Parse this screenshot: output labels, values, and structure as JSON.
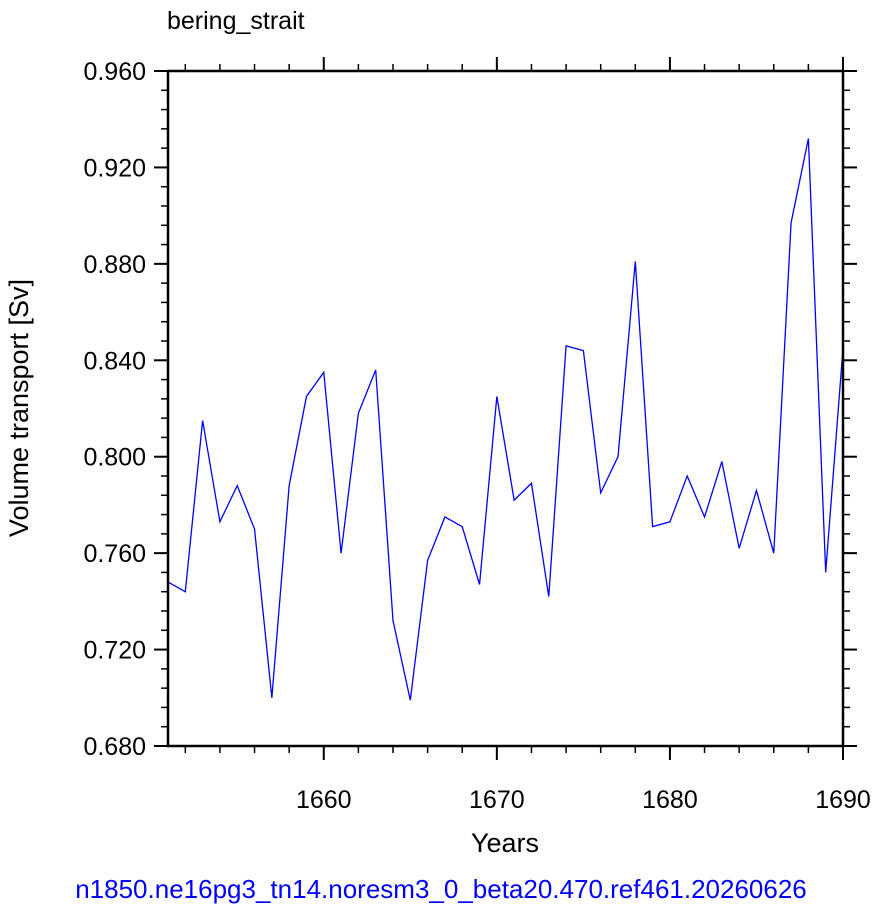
{
  "chart_data": {
    "type": "line",
    "title": "bering_strait",
    "xlabel": "Years",
    "ylabel": "Volume transport [Sv]",
    "xlim": [
      1651,
      1690
    ],
    "ylim": [
      0.68,
      0.96
    ],
    "x_ticks": [
      "1660",
      "1670",
      "1680",
      "1690"
    ],
    "y_ticks": [
      "0.680",
      "0.720",
      "0.760",
      "0.800",
      "0.840",
      "0.880",
      "0.920",
      "0.960"
    ],
    "grid": false,
    "series": [
      {
        "color": "#0000ff",
        "x": [
          1651,
          1652,
          1653,
          1654,
          1655,
          1656,
          1657,
          1658,
          1659,
          1660,
          1661,
          1662,
          1663,
          1664,
          1665,
          1666,
          1667,
          1668,
          1669,
          1670,
          1671,
          1672,
          1673,
          1674,
          1675,
          1676,
          1677,
          1678,
          1679,
          1680,
          1681,
          1682,
          1683,
          1684,
          1685,
          1686,
          1687,
          1688,
          1689,
          1690
        ],
        "values": [
          0.748,
          0.744,
          0.815,
          0.773,
          0.788,
          0.77,
          0.7,
          0.788,
          0.825,
          0.835,
          0.76,
          0.818,
          0.836,
          0.732,
          0.699,
          0.757,
          0.775,
          0.771,
          0.747,
          0.825,
          0.782,
          0.789,
          0.742,
          0.846,
          0.844,
          0.785,
          0.8,
          0.881,
          0.771,
          0.773,
          0.792,
          0.775,
          0.798,
          0.762,
          0.786,
          0.76,
          0.897,
          0.932,
          0.752,
          0.845
        ]
      }
    ]
  },
  "footer": "n1850.ne16pg3_tn14.noresm3_0_beta20.470.ref461.20260626"
}
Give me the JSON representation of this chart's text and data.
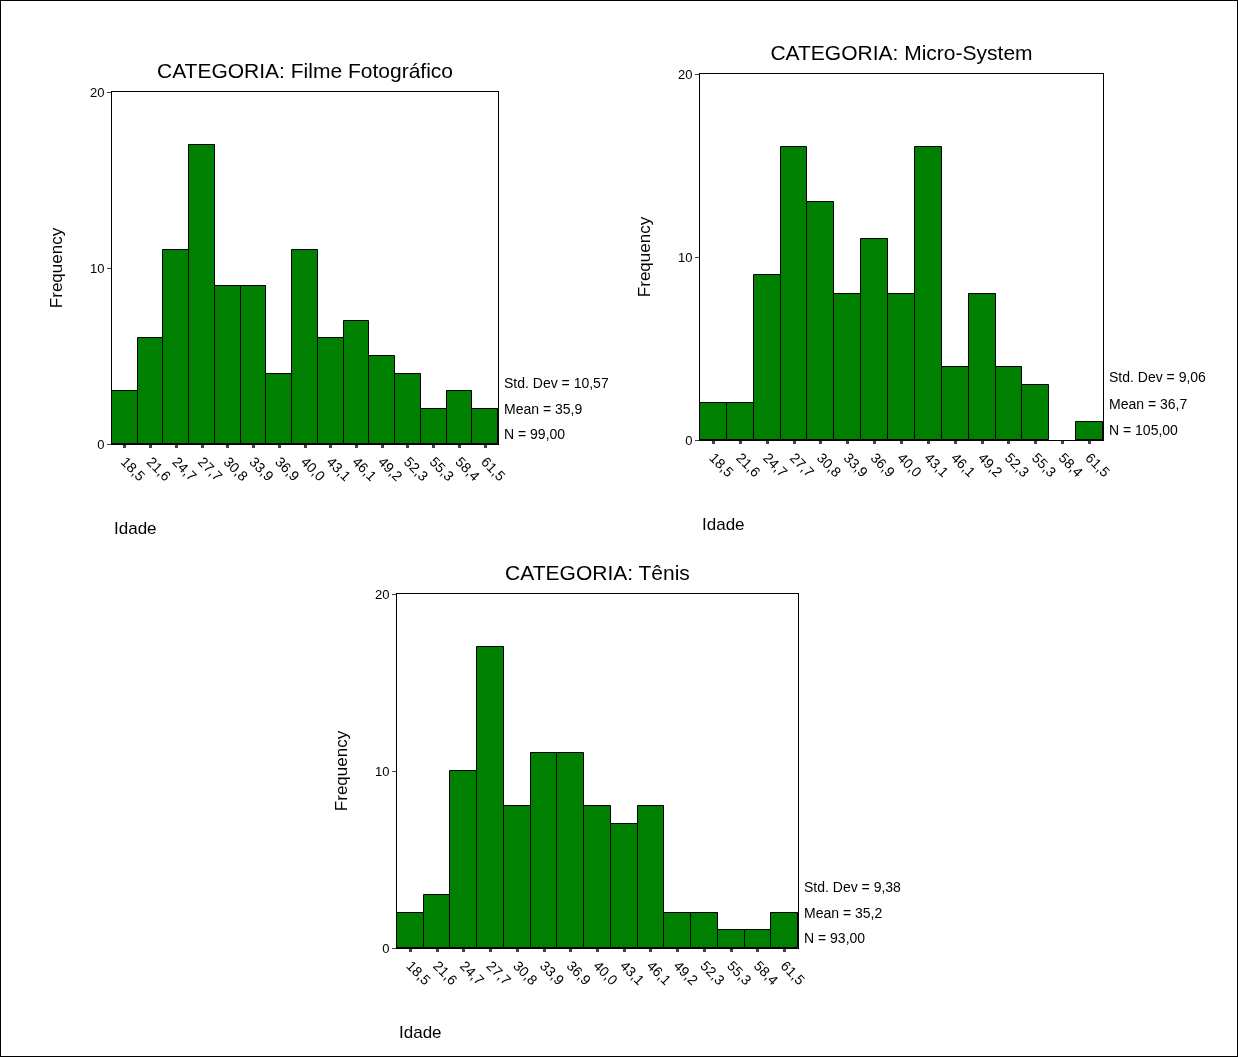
{
  "chart_data": [
    {
      "type": "bar",
      "title": "CATEGORIA: Filme Fotográfico",
      "xlabel": "Idade",
      "ylabel": "Frequency",
      "categories": [
        "18,5",
        "21,6",
        "24,7",
        "27,7",
        "30,8",
        "33,9",
        "36,9",
        "40,0",
        "43,1",
        "46,1",
        "49,2",
        "52,3",
        "55,3",
        "58,4",
        "61,5"
      ],
      "values": [
        3,
        6,
        11,
        17,
        9,
        9,
        4,
        11,
        6,
        7,
        5,
        4,
        2,
        3,
        2
      ],
      "color": "#008000",
      "ylim": [
        0,
        20
      ],
      "yticks": [
        0,
        10,
        20
      ],
      "annotations": [
        "Std. Dev = 10,57",
        "Mean = 35,9",
        "N = 99,00"
      ]
    },
    {
      "type": "bar",
      "title": "CATEGORIA: Micro-System",
      "xlabel": "Idade",
      "ylabel": "Frequency",
      "categories": [
        "18,5",
        "21,6",
        "24,7",
        "27,7",
        "30,8",
        "33,9",
        "36,9",
        "40,0",
        "43,1",
        "46,1",
        "49,2",
        "52,3",
        "55,3",
        "58,4",
        "61,5"
      ],
      "values": [
        2,
        2,
        9,
        16,
        13,
        8,
        11,
        8,
        16,
        4,
        8,
        4,
        3,
        0,
        1
      ],
      "color": "#008000",
      "ylim": [
        0,
        20
      ],
      "yticks": [
        0,
        10,
        20
      ],
      "annotations": [
        "Std. Dev = 9,06",
        "Mean = 36,7",
        "N = 105,00"
      ]
    },
    {
      "type": "bar",
      "title": "CATEGORIA: Tênis",
      "xlabel": "Idade",
      "ylabel": "Frequency",
      "categories": [
        "18,5",
        "21,6",
        "24,7",
        "27,7",
        "30,8",
        "33,9",
        "36,9",
        "40,0",
        "43,1",
        "46,1",
        "49,2",
        "52,3",
        "55,3",
        "58,4",
        "61,5"
      ],
      "values": [
        2,
        3,
        10,
        17,
        8,
        11,
        11,
        8,
        7,
        8,
        2,
        2,
        1,
        1,
        2
      ],
      "color": "#008000",
      "ylim": [
        0,
        20
      ],
      "yticks": [
        0,
        10,
        20
      ],
      "annotations": [
        "Std. Dev = 9,38",
        "Mean = 35,2",
        "N = 93,00"
      ]
    }
  ]
}
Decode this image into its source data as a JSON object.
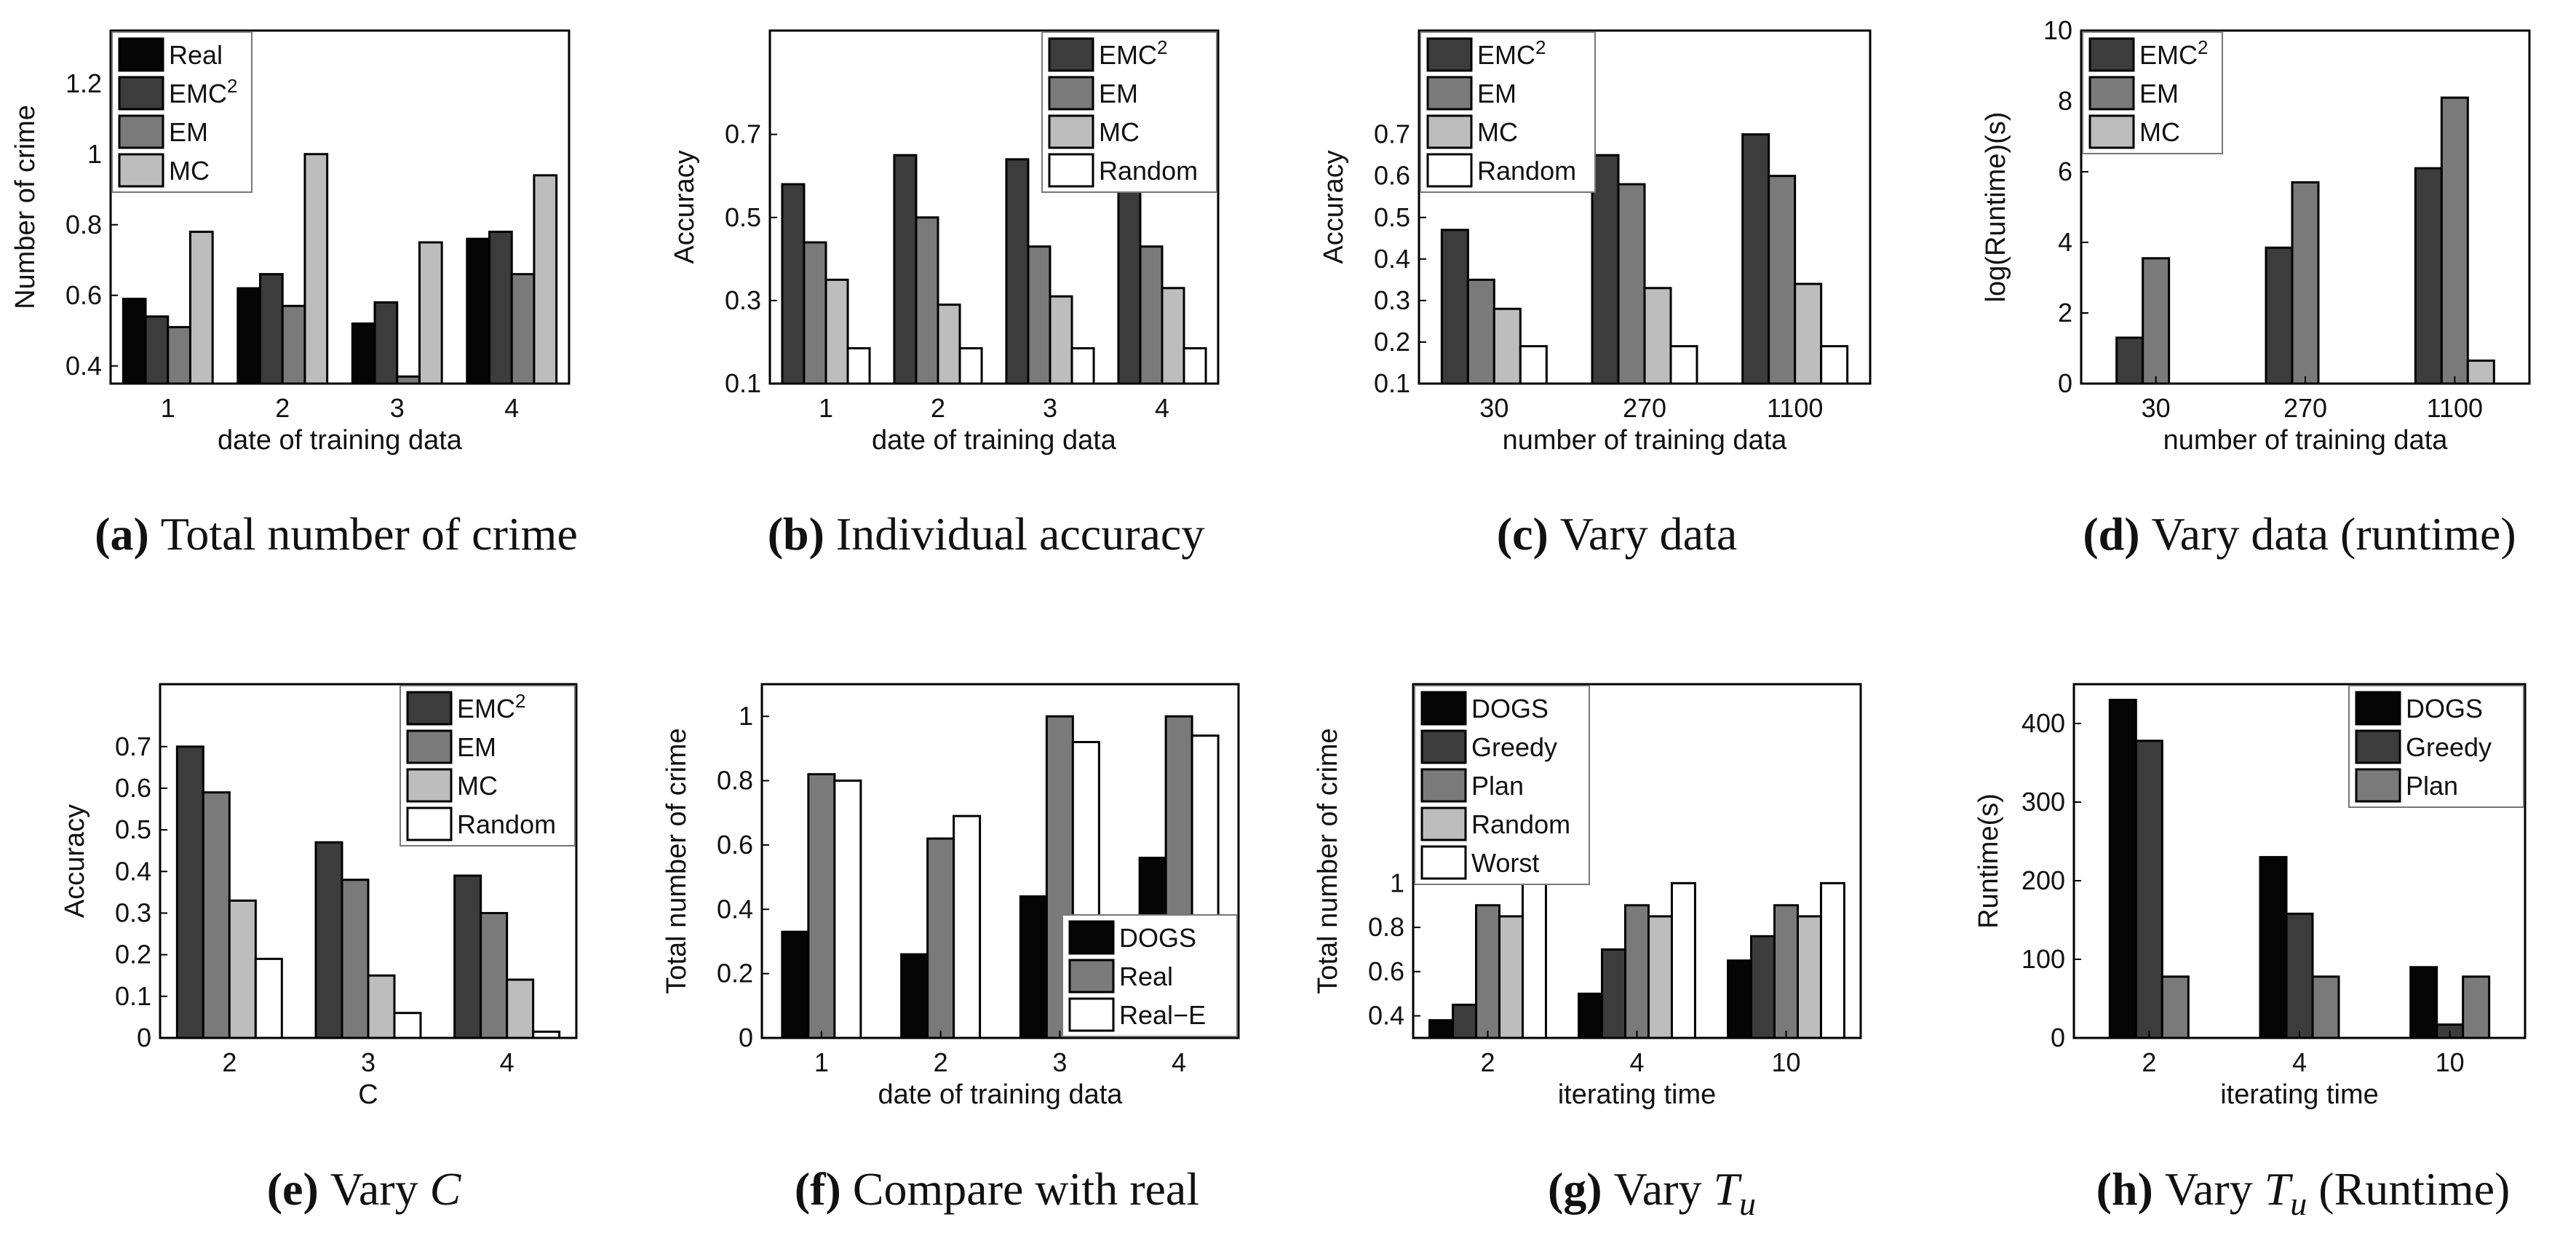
{
  "colors": {
    "black": "#050505",
    "dark": "#3c3c3c",
    "mid": "#7a7a7a",
    "light": "#bdbdbd",
    "white": "#ffffff"
  },
  "chart_data": [
    {
      "id": "a",
      "type": "bar",
      "caption": {
        "label": "(a)",
        "text": "Total number of crime",
        "suffix": ""
      },
      "xlabel": "date of training data",
      "ylabel": "Number of crime",
      "ylim": [
        0.35,
        1.35
      ],
      "yticks": [
        0.4,
        0.6,
        0.8,
        1,
        1.2
      ],
      "categories": [
        "1",
        "2",
        "3",
        "4"
      ],
      "legend_position": "top-left",
      "series": [
        {
          "name": "Real",
          "color": "black",
          "values": [
            0.59,
            0.62,
            0.52,
            0.76
          ]
        },
        {
          "name": "EMC2",
          "color": "dark",
          "values": [
            0.54,
            0.66,
            0.58,
            0.78
          ]
        },
        {
          "name": "EM",
          "color": "mid",
          "values": [
            0.51,
            0.57,
            0.37,
            0.66
          ]
        },
        {
          "name": "MC",
          "color": "light",
          "values": [
            0.78,
            1.0,
            0.75,
            0.94
          ]
        }
      ]
    },
    {
      "id": "b",
      "type": "bar",
      "caption": {
        "label": "(b)",
        "text": "Individual accuracy",
        "suffix": ""
      },
      "xlabel": "date of training data",
      "ylabel": "Accuracy",
      "ylim": [
        0.1,
        0.95
      ],
      "yticks": [
        0.1,
        0.3,
        0.5,
        0.7
      ],
      "categories": [
        "1",
        "2",
        "3",
        "4"
      ],
      "legend_position": "top-right",
      "series": [
        {
          "name": "EMC2",
          "color": "dark",
          "values": [
            0.58,
            0.65,
            0.64,
            0.6
          ]
        },
        {
          "name": "EM",
          "color": "mid",
          "values": [
            0.44,
            0.5,
            0.43,
            0.43
          ]
        },
        {
          "name": "MC",
          "color": "light",
          "values": [
            0.35,
            0.29,
            0.31,
            0.33
          ]
        },
        {
          "name": "Random",
          "color": "white",
          "values": [
            0.185,
            0.185,
            0.185,
            0.185
          ]
        }
      ]
    },
    {
      "id": "c",
      "type": "bar",
      "caption": {
        "label": "(c)",
        "text": "Vary data",
        "suffix": ""
      },
      "xlabel": "number of training data",
      "ylabel": "Accuracy",
      "ylim": [
        0.1,
        0.95
      ],
      "yticks": [
        0.1,
        0.2,
        0.3,
        0.4,
        0.5,
        0.6,
        0.7
      ],
      "categories": [
        "30",
        "270",
        "1100"
      ],
      "legend_position": "top-left",
      "series": [
        {
          "name": "EMC2",
          "color": "dark",
          "values": [
            0.47,
            0.65,
            0.7
          ]
        },
        {
          "name": "EM",
          "color": "mid",
          "values": [
            0.35,
            0.58,
            0.6
          ]
        },
        {
          "name": "MC",
          "color": "light",
          "values": [
            0.28,
            0.33,
            0.34
          ]
        },
        {
          "name": "Random",
          "color": "white",
          "values": [
            0.19,
            0.19,
            0.19
          ]
        }
      ]
    },
    {
      "id": "d",
      "type": "bar",
      "caption": {
        "label": "(d)",
        "text": "Vary data (runtime)",
        "suffix": ""
      },
      "xlabel": "number of training data",
      "ylabel": "log(Runtime)(s)",
      "ylim": [
        0,
        10
      ],
      "yticks": [
        0,
        2,
        4,
        6,
        8,
        10
      ],
      "categories": [
        "30",
        "270",
        "1100"
      ],
      "legend_position": "top-left",
      "series": [
        {
          "name": "EMC2",
          "color": "dark",
          "values": [
            1.3,
            3.85,
            6.1
          ]
        },
        {
          "name": "EM",
          "color": "mid",
          "values": [
            3.55,
            5.7,
            8.1
          ]
        },
        {
          "name": "MC",
          "color": "light",
          "values": [
            0,
            0,
            0.65
          ]
        }
      ]
    },
    {
      "id": "e",
      "type": "bar",
      "caption": {
        "label": "(e)",
        "text": "Vary ",
        "italic": "C",
        "suffix": ""
      },
      "xlabel": "C",
      "ylabel": "Accuracy",
      "ylim": [
        0,
        0.85
      ],
      "yticks": [
        0,
        0.1,
        0.2,
        0.3,
        0.4,
        0.5,
        0.6,
        0.7
      ],
      "categories": [
        "2",
        "3",
        "4"
      ],
      "legend_position": "top-right",
      "series": [
        {
          "name": "EMC2",
          "color": "dark",
          "values": [
            0.7,
            0.47,
            0.39
          ]
        },
        {
          "name": "EM",
          "color": "mid",
          "values": [
            0.59,
            0.38,
            0.3
          ]
        },
        {
          "name": "MC",
          "color": "light",
          "values": [
            0.33,
            0.15,
            0.14
          ]
        },
        {
          "name": "Random",
          "color": "white",
          "values": [
            0.19,
            0.06,
            0.015
          ]
        }
      ]
    },
    {
      "id": "f",
      "type": "bar",
      "caption": {
        "label": "(f)",
        "text": "Compare with real",
        "suffix": ""
      },
      "xlabel": "date of training data",
      "ylabel": "Total number of crime",
      "ylim": [
        0,
        1.1
      ],
      "yticks": [
        0,
        0.2,
        0.4,
        0.6,
        0.8,
        1
      ],
      "categories": [
        "1",
        "2",
        "3",
        "4"
      ],
      "legend_position": "bottom-right",
      "series": [
        {
          "name": "DOGS",
          "color": "black",
          "values": [
            0.33,
            0.26,
            0.44,
            0.56
          ]
        },
        {
          "name": "Real",
          "color": "mid",
          "values": [
            0.82,
            0.62,
            1.0,
            1.0
          ]
        },
        {
          "name": "Real−E",
          "color": "white",
          "values": [
            0.8,
            0.69,
            0.92,
            0.94
          ]
        }
      ]
    },
    {
      "id": "g",
      "type": "bar",
      "caption": {
        "label": "(g)",
        "text": "Vary ",
        "italic": "T",
        "sub": "u",
        "suffix": ""
      },
      "xlabel": "iterating time",
      "ylabel": "Total number of crime",
      "ylim": [
        0.3,
        1.9
      ],
      "yticks": [
        0.4,
        0.6,
        0.8,
        1
      ],
      "categories": [
        "2",
        "4",
        "10"
      ],
      "legend_position": "top-left",
      "series": [
        {
          "name": "DOGS",
          "color": "black",
          "values": [
            0.38,
            0.5,
            0.65
          ]
        },
        {
          "name": "Greedy",
          "color": "dark",
          "values": [
            0.45,
            0.7,
            0.76
          ]
        },
        {
          "name": "Plan",
          "color": "mid",
          "values": [
            0.9,
            0.9,
            0.9
          ]
        },
        {
          "name": "Random",
          "color": "light",
          "values": [
            0.85,
            0.85,
            0.85
          ]
        },
        {
          "name": "Worst",
          "color": "white",
          "values": [
            1.0,
            1.0,
            1.0
          ]
        }
      ]
    },
    {
      "id": "h",
      "type": "bar",
      "caption": {
        "label": "(h)",
        "text": "Vary ",
        "italic": "T",
        "sub": "u",
        "suffix": " (Runtime)"
      },
      "xlabel": "iterating time",
      "ylabel": "Runtime(s)",
      "ylim": [
        0,
        450
      ],
      "yticks": [
        0,
        100,
        200,
        300,
        400
      ],
      "categories": [
        "2",
        "4",
        "10"
      ],
      "legend_position": "top-right",
      "series": [
        {
          "name": "DOGS",
          "color": "black",
          "values": [
            430,
            230,
            90
          ]
        },
        {
          "name": "Greedy",
          "color": "dark",
          "values": [
            378,
            158,
            17
          ]
        },
        {
          "name": "Plan",
          "color": "mid",
          "values": [
            78,
            78,
            78
          ]
        }
      ]
    }
  ]
}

=-=-=

#### INSTRUCTIONS TO FOLLOW
Leave out every line without the string "this" and copy the rest.

#### FINISHED EXERCISE
Parse this screenshot: output labels, values, and structure as JSON.
Give me the JSON representation of this chart's text and data.
Decode this image into its source data as a JSON object.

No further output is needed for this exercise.